*** Opening of Excerpt ***

Mock trial prepares for Regionals

Members+of+Mercy%E2%80%99s+mock+trial+team+gather+to+discuss+different+topics+concerning+their+case.+Photo+by+Rachael+Salah

Members of Mercy’s mock trial team gather to discuss different topics concerning their case. Photo by Rachael Salah

Rachael Salah, Staff Writer

Working for months on a fictitious immigration case, the mock trial team consists of nine Mercy girls who hope to become attorneys. Through this team, they get the opportunity to work on “mock” cases, where they take and defend their side of the case. 

The team is currently preparing for the Oakland Regional Competition on February 29. At this competition, Mercy’s team, along with about 30 other teams, all gather to present their case to real attorneys. They all have the same case and this year, it has to do with the hot topic of immigration. 

“Our case is very complex and exciting,” said junior Philomena Anton. “It gives me insight into what my future could be like.”

The case deals with a girl named Quin Zion who is fighting for asylum because her home country, Freedonia, had a change in power. Quin is a part of the Spree religious group. Unfortunately the Knaves, the other religious group in her home country, won the new election. Quin is not currently living at home because Freedonia was paying for her education while she attends college in Michigan. She is only granted an education visa at the moment, not a full visa. Because of the change in government in her home country, her schooling will not be funded anymore and now she needs to return home. Quin is claiming she has a fear of future persecution if she returns home because the Knave government is out to get any Sprees. Therefore, Quin is trying to fight to stay in the U.S. and be granted asylum. 

Five of the girls on the team are defending Quin and the other four are defending the government. They meet twice a week to discuss the rules and guidelines of court and to practice for the competition.

“Mock trial is a fun way to explore our possible futures and make connections with people who share a common goal in their life—to become an attorney,” Anton said.

*** Close of Excerpt ***
*** Opening of Source material ***

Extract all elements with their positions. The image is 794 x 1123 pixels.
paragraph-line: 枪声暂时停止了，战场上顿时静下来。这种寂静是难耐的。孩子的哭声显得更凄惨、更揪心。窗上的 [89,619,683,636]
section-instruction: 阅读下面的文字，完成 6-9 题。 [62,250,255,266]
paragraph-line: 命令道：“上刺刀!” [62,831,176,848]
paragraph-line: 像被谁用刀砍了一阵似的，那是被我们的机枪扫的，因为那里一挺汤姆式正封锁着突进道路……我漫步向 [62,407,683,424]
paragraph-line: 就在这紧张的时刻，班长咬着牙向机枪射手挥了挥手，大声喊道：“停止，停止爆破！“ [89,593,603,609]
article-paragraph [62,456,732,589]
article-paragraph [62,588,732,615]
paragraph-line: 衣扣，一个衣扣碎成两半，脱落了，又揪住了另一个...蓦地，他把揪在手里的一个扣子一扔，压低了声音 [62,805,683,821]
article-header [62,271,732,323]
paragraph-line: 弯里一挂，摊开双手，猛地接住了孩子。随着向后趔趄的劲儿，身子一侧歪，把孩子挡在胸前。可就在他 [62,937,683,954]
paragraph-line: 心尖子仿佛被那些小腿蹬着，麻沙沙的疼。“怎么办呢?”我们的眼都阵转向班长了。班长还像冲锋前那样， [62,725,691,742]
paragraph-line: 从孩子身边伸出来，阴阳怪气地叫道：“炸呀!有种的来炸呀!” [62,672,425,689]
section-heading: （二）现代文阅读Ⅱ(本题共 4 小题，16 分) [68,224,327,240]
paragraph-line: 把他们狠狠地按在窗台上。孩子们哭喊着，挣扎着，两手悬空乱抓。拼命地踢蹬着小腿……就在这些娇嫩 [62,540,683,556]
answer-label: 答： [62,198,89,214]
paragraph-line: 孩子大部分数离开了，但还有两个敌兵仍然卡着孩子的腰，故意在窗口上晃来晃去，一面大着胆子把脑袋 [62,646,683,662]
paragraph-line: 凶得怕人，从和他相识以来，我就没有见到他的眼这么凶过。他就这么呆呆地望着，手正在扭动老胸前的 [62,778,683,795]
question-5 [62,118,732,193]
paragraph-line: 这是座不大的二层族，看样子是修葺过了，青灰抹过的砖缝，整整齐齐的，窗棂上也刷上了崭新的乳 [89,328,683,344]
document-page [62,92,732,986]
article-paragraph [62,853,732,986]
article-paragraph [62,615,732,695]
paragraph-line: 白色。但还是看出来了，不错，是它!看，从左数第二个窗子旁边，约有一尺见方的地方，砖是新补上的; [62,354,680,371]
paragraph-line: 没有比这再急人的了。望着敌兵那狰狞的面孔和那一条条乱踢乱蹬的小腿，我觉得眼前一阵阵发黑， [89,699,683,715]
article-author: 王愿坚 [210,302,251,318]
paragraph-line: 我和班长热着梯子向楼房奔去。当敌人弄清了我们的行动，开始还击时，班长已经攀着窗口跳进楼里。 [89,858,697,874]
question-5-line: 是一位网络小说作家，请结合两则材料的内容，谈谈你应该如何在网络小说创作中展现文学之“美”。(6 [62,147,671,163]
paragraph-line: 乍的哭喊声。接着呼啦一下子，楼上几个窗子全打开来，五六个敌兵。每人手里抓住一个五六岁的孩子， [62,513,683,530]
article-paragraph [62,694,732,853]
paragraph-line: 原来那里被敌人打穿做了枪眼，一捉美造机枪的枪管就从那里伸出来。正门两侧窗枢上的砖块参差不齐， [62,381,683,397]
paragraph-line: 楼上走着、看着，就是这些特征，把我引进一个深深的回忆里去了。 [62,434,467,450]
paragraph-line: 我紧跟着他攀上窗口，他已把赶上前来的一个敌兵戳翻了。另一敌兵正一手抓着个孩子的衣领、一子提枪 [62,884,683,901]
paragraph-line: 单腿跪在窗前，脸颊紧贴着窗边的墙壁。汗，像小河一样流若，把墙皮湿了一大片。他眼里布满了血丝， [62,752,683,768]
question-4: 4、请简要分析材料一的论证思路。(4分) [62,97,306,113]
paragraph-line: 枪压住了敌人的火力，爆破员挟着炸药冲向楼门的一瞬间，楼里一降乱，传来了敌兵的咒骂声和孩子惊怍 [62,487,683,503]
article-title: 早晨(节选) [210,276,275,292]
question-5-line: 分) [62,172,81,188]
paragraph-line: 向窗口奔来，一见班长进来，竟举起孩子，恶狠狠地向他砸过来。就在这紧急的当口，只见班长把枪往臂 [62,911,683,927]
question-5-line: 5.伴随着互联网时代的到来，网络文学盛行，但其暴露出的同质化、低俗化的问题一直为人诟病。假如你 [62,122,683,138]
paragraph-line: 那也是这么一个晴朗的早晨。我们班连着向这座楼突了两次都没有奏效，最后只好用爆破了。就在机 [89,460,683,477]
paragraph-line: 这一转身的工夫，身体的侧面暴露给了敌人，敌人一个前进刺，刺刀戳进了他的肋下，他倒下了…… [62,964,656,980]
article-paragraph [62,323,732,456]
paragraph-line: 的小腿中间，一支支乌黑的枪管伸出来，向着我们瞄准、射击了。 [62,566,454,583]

*** Close of Source material ***

- What to do
a – Please output the stretch of the mock trial article from "Working for months" through "topic of immigration.", copied word for word.
b – According to the mock trial article, how many of the team's members are defending the government?

- Answer section
a –
Working for months on a fictitious immigration case, the mock trial team consists of nine Mercy girls who hope to become attorneys. Through this team, they get the opportunity to work on “mock” cases, where they take and defend their side of the case. 

The team is currently preparing for the Oakland Regional Competition on February 29. At this competition, Mercy’s team, along with about 30 other teams, all gather to present their case to real attorneys. They all have the same case and this year, it has to do with the hot topic of immigration.

b – Four